DIRECTIONS FOR THIS TASK - Copy every line from the material below that holds "What".

*** MATERIAL FOR THIS EXERCISE ***

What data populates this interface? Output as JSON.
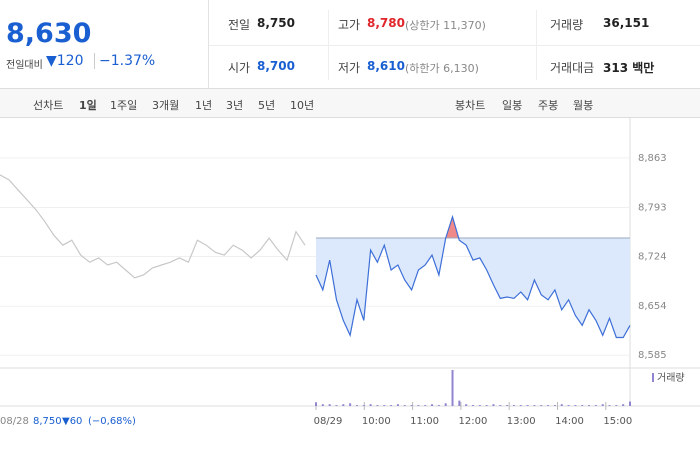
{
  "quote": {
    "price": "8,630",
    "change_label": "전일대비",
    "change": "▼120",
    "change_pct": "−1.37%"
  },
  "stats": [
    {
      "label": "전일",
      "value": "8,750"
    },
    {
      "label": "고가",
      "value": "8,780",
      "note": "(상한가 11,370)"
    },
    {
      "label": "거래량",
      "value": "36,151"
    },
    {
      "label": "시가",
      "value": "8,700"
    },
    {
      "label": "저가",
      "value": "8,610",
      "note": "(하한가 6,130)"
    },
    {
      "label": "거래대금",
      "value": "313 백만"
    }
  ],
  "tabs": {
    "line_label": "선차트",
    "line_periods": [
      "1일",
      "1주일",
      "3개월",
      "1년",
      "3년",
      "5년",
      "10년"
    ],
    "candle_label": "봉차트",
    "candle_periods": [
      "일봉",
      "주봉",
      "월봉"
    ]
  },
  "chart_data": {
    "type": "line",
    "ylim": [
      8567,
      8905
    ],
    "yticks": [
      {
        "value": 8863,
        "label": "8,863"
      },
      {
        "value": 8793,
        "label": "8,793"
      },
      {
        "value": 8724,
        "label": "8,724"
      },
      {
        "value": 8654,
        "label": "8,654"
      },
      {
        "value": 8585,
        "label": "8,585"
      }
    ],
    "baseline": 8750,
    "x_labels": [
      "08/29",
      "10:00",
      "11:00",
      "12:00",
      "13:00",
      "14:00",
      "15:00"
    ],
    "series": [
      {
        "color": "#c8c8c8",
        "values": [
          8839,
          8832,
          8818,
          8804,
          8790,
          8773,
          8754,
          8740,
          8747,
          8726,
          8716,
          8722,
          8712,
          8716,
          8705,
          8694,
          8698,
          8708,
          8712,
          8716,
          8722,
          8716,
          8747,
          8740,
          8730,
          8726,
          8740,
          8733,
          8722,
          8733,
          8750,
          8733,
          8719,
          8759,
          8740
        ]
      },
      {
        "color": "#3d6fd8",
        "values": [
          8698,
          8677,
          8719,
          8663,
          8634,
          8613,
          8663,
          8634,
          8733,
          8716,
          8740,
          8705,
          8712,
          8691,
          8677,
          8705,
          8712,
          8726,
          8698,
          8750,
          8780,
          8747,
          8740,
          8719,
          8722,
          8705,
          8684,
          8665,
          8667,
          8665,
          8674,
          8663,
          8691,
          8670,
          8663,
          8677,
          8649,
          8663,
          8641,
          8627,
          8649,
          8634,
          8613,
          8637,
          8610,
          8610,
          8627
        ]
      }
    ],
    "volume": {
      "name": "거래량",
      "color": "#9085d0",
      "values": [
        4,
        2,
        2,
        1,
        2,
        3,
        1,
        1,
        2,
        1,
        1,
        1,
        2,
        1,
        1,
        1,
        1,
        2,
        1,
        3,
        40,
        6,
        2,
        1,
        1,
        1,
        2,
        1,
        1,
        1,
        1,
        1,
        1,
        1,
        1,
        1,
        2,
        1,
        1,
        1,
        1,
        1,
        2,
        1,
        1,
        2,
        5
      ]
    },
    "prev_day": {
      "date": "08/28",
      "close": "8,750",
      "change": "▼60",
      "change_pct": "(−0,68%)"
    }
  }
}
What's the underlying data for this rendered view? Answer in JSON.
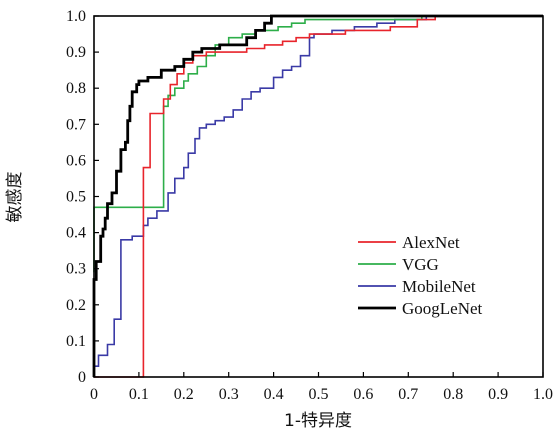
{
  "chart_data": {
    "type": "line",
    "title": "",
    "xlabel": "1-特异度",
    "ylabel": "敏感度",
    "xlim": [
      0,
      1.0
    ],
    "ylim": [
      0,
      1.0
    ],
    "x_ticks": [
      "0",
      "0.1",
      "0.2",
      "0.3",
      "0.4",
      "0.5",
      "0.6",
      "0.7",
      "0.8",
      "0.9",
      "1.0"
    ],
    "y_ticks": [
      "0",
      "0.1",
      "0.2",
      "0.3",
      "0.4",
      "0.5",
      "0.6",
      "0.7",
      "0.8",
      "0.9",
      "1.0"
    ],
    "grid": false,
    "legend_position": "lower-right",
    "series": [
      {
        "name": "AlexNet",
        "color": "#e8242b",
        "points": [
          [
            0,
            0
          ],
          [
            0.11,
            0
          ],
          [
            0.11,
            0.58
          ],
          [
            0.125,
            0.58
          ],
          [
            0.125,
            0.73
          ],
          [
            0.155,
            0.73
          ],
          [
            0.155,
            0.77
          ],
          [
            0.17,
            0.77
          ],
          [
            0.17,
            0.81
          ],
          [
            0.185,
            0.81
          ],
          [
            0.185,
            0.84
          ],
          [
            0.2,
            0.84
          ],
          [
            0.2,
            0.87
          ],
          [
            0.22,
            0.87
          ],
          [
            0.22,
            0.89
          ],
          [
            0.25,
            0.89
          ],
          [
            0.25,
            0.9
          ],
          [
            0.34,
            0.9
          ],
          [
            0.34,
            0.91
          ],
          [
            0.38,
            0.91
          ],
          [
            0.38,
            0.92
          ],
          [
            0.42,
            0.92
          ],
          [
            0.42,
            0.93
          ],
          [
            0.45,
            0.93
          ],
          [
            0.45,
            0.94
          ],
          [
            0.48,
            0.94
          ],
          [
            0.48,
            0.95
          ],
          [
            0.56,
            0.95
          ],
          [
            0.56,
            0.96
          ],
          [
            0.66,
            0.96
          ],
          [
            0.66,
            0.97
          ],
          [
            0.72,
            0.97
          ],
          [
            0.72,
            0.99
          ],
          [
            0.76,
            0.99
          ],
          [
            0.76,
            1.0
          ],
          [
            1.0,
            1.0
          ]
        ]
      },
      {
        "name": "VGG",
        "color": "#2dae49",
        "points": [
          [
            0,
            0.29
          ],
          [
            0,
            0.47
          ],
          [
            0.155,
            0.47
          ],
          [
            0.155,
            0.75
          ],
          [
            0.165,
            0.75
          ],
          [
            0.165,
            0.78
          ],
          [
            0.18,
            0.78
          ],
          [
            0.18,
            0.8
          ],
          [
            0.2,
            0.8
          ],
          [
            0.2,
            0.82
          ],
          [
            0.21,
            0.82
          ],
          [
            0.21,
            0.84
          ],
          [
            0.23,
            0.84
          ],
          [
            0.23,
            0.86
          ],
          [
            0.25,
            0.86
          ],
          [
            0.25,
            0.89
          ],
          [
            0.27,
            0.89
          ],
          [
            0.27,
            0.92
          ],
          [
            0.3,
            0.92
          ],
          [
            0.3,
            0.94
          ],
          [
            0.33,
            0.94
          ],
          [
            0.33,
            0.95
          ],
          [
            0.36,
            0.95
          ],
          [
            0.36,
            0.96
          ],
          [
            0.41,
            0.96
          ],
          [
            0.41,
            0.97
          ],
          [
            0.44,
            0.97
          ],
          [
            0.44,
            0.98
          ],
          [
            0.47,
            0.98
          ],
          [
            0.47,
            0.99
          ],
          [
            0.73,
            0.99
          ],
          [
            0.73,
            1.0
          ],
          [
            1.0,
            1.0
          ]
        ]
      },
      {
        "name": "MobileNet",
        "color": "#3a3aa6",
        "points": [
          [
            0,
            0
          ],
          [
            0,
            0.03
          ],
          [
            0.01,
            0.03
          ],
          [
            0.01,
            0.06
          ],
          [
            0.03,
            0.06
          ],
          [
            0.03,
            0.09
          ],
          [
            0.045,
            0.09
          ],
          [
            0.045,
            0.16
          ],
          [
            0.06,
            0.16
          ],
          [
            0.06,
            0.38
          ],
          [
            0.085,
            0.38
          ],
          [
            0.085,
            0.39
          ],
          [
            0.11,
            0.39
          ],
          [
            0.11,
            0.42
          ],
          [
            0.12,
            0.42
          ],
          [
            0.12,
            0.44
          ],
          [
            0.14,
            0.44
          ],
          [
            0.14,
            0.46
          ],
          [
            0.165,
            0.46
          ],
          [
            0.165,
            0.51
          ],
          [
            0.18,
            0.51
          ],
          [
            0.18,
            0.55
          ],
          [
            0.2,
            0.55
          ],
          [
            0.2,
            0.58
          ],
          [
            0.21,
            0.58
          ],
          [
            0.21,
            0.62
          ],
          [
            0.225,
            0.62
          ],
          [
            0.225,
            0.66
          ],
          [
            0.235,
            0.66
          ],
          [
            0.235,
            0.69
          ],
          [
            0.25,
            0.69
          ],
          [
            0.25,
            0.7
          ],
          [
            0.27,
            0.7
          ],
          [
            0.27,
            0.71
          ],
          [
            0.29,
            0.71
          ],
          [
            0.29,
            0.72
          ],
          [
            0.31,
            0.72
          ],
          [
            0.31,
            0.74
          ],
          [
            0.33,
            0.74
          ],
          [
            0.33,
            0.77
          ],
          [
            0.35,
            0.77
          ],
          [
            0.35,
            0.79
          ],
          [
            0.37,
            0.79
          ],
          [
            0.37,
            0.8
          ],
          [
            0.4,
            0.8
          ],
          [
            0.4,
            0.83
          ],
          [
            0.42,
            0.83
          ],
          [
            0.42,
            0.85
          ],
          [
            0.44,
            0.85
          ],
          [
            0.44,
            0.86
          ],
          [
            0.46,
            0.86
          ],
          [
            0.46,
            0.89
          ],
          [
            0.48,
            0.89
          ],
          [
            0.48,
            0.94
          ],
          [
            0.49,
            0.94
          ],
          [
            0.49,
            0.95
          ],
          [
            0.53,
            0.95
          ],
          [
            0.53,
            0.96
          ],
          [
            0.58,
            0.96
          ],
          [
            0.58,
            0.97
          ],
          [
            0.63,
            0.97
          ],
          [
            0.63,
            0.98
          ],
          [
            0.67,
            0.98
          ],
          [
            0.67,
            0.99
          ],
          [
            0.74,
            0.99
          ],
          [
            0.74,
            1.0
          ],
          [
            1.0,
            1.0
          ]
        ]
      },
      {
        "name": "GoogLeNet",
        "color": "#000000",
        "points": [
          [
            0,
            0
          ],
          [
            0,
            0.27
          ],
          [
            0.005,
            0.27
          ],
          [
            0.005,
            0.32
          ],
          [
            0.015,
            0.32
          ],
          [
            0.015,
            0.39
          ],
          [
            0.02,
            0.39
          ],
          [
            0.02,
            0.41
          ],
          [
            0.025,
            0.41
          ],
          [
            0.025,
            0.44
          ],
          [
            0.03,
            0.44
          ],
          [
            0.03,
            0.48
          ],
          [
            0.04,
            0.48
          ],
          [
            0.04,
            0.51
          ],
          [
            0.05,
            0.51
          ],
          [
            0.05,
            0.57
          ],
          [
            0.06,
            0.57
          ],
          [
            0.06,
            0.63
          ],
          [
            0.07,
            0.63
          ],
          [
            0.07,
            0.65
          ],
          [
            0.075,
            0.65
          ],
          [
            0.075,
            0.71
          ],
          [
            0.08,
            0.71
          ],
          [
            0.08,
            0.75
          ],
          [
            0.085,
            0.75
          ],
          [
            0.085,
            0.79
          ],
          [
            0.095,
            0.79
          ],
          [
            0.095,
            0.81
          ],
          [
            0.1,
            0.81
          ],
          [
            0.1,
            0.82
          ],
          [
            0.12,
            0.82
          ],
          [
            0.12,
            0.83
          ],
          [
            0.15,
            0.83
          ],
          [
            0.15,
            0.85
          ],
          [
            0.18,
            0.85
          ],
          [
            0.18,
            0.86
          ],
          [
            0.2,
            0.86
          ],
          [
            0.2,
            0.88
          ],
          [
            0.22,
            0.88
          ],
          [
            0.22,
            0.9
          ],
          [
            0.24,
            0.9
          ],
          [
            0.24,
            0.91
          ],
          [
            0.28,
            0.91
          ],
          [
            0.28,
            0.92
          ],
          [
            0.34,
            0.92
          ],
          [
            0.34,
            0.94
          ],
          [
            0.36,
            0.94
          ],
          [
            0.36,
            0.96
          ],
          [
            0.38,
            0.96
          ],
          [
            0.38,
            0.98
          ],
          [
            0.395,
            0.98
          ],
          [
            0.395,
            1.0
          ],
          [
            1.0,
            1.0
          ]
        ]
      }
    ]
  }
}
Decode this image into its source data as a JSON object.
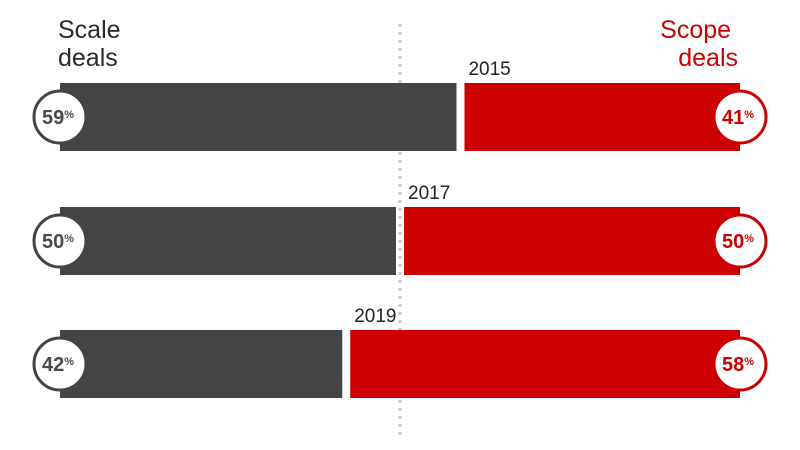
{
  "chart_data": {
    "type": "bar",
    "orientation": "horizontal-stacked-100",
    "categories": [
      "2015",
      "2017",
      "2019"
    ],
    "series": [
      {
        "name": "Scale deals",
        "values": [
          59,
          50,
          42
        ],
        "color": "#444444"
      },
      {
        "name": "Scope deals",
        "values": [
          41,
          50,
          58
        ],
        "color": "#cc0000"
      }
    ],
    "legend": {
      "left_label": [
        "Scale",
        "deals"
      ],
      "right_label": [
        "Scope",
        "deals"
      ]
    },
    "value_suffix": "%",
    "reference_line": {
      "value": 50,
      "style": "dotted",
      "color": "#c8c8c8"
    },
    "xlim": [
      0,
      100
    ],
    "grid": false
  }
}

***

EXPECTED ANSWER -
What data populates this interface? Output as JSON.
What's the underlying data for this rendered view? Answer in JSON.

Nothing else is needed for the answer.